[Listed entries start]

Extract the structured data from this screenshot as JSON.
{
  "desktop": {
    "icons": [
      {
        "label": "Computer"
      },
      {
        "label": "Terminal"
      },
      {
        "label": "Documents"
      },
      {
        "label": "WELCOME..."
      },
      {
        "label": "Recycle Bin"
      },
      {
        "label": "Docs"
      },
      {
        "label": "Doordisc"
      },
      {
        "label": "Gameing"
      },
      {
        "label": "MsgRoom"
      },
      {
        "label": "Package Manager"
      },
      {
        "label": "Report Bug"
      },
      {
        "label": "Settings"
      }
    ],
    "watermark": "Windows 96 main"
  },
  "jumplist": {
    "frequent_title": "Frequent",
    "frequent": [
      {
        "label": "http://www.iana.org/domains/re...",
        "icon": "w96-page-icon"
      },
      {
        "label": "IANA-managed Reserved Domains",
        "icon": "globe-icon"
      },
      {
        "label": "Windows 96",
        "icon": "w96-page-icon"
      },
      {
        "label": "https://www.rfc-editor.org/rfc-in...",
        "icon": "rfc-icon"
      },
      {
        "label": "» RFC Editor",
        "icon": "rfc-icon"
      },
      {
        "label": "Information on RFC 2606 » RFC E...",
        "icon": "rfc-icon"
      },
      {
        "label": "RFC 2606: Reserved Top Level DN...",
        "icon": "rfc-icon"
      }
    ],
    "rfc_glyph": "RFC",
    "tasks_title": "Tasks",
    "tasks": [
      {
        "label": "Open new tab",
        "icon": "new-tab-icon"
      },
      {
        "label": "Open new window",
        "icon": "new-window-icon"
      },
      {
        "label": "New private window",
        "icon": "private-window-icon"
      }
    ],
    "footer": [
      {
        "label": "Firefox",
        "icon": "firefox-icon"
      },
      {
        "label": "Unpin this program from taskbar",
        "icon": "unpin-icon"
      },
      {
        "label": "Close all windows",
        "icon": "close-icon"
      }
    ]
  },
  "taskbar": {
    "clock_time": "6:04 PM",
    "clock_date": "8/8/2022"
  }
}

[Listed entries end]

To do> How many lines of the data hold the string "from"? Reply with the number alone.

Task response> 2